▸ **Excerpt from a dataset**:
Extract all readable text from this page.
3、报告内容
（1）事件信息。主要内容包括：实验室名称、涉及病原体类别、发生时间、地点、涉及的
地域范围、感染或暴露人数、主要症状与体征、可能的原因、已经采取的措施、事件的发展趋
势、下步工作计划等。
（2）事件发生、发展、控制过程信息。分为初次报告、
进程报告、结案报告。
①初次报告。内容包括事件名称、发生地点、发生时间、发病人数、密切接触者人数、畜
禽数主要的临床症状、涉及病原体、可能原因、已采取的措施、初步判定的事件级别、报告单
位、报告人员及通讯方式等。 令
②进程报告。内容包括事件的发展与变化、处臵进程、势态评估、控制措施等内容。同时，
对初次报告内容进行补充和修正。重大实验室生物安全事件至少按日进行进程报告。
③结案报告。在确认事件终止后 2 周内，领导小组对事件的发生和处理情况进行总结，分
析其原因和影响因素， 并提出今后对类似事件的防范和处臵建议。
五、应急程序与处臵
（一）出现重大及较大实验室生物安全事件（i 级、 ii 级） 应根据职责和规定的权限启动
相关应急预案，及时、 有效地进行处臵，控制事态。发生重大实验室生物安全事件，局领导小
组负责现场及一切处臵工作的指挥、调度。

▸ **Prompt**: Retype all of the data shown above, word for word.

▸ **Complete output**:
Extract all readable text from this page.
3、报告内容
（1）事件信息。主要内容包括：实验室名称、涉及病原体类别、发生时间、地点、涉及的
地域范围、感染或暴露人数、主要症状与体征、可能的原因、已经采取的措施、事件的发展趋
势、下步工作计划等。
（2）事件发生、发展、控制过程信息。分为初次报告、
进程报告、结案报告。
①初次报告。内容包括事件名称、发生地点、发生时间、发病人数、密切接触者人数、畜
禽数主要的临床症状、涉及病原体、可能原因、已采取的措施、初步判定的事件级别、报告单
位、报告人员及通讯方式等。 令
②进程报告。内容包括事件的发展与变化、处臵进程、势态评估、控制措施等内容。同时，
对初次报告内容进行补充和修正。重大实验室生物安全事件至少按日进行进程报告。
③结案报告。在确认事件终止后 2 周内，领导小组对事件的发生和处理情况进行总结，分
析其原因和影响因素， 并提出今后对类似事件的防范和处臵建议。
五、应急程序与处臵
（一）出现重大及较大实验室生物安全事件（i 级、 ii 级） 应根据职责和规定的权限启动
相关应急预案，及时、 有效地进行处臵，控制事态。发生重大实验室生物安全事件，局领导小
组负责现场及一切处臵工作的指挥、调度。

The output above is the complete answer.